* What needs to be done *
Change "gun carriage" to "gun mount" throughout the material below and write the lines out again with everything else the same. Leave out the pictures.

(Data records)

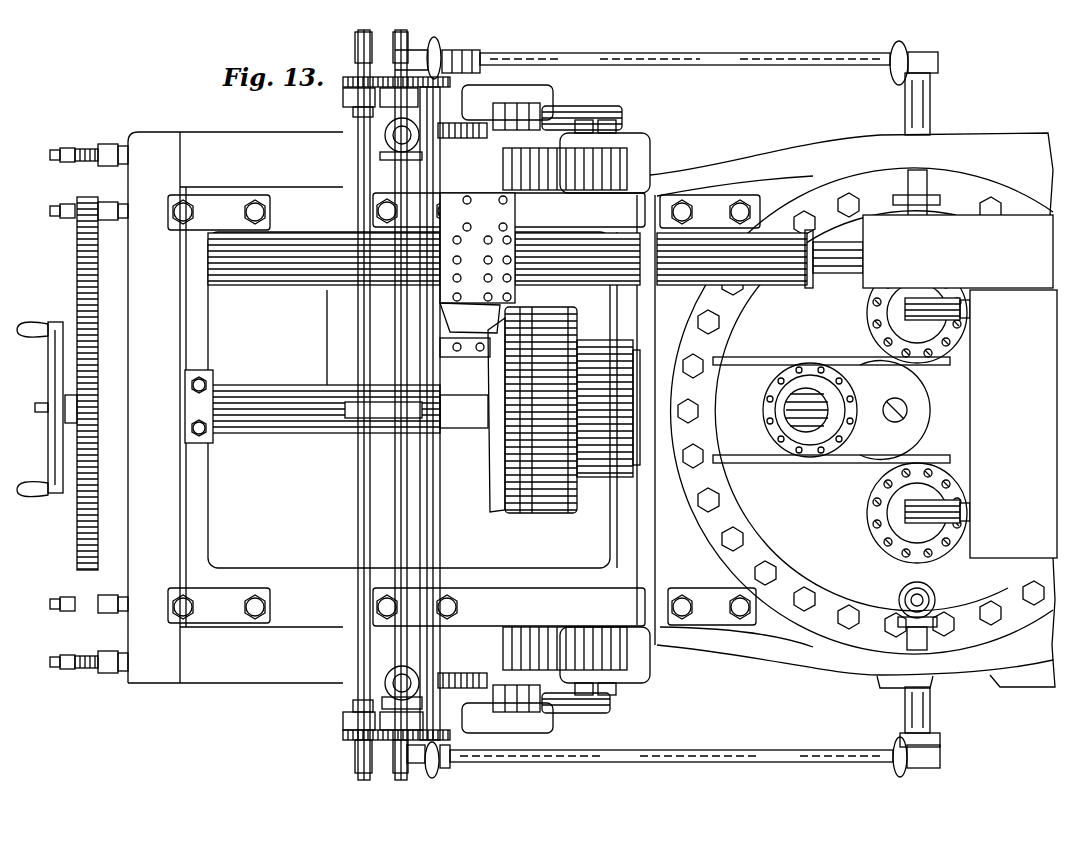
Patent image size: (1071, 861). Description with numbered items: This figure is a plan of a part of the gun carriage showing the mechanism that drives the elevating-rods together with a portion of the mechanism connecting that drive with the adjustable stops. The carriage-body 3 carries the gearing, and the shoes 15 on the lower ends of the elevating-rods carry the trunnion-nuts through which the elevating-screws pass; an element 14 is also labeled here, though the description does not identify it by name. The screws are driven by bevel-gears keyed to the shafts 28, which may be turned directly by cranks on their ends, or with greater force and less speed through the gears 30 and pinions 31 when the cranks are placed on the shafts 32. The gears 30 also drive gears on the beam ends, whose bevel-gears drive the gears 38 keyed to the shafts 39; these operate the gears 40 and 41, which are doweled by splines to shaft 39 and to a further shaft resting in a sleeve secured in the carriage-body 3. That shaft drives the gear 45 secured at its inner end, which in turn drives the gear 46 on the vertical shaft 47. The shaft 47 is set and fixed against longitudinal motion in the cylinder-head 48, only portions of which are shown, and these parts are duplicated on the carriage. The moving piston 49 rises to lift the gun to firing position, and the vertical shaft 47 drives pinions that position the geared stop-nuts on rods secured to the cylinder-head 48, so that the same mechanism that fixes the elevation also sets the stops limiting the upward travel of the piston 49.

The carriage-body 3 is at (591, 410).
The cylinder 14 is at (573, 106).
The shoe 15 is at (507, 409).
The shaft 28 is at (405, 782).
The gear 30 is at (463, 721).
The pinion 31 is at (355, 735).
The shaft 32 is at (358, 780).
The gear 38 is at (440, 775).
The shaft 39 is at (703, 750).
The gear 40 is at (893, 770).
The gear 41 is at (935, 742).
The gear 45 is at (905, 620).
The gear 46 is at (905, 592).
The vertical shaft 47 is at (935, 600).
The cylinder-head 48 is at (831, 443).
The piston 49 is at (775, 572).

* Task result *
Patent image size: (1071, 861). Description with numbered items: This figure is a plan of a part of the gun mount showing the mechanism that drives the elevating-rods together with a portion of the mechanism connecting that drive with the adjustable stops. The carriage-body 3 carries the gearing, and the shoes 15 on the lower ends of the elevating-rods carry the trunnion-nuts through which the elevating-screws pass; an element 14 is also labeled here, though the description does not identify it by name. The screws are driven by bevel-gears keyed to the shafts 28, which may be turned directly by cranks on their ends, or with greater force and less speed through the gears 30 and pinions 31 when the cranks are placed on the shafts 32. The gears 30 also drive gears on the beam ends, whose bevel-gears drive the gears 38 keyed to the shafts 39; these operate the gears 40 and 41, which are doweled by splines to shaft 39 and to a further shaft resting in a sleeve secured in the carriage-body 3. That shaft drives the gear 45 secured at its inner end, which in turn drives the gear 46 on the vertical shaft 47. The shaft 47 is set and fixed against longitudinal motion in the cylinder-head 48, only portions of which are shown, and these parts are duplicated on the carriage. The moving piston 49 rises to lift the gun to firing position, and the vertical shaft 47 drives pinions that position the geared stop-nuts on rods secured to the cylinder-head 48, so that the same mechanism that fixes the elevation also sets the stops limiting the upward travel of the piston 49.

The carriage-body 3 is at (591, 410).
The cylinder 14 is at (573, 106).
The shoe 15 is at (507, 409).
The shaft 28 is at (405, 782).
The gear 30 is at (463, 721).
The pinion 31 is at (355, 735).
The shaft 32 is at (358, 780).
The gear 38 is at (440, 775).
The shaft 39 is at (703, 750).
The gear 40 is at (893, 770).
The gear 41 is at (935, 742).
The gear 45 is at (905, 620).
The gear 46 is at (905, 592).
The vertical shaft 47 is at (935, 600).
The cylinder-head 48 is at (831, 443).
The piston 49 is at (775, 572).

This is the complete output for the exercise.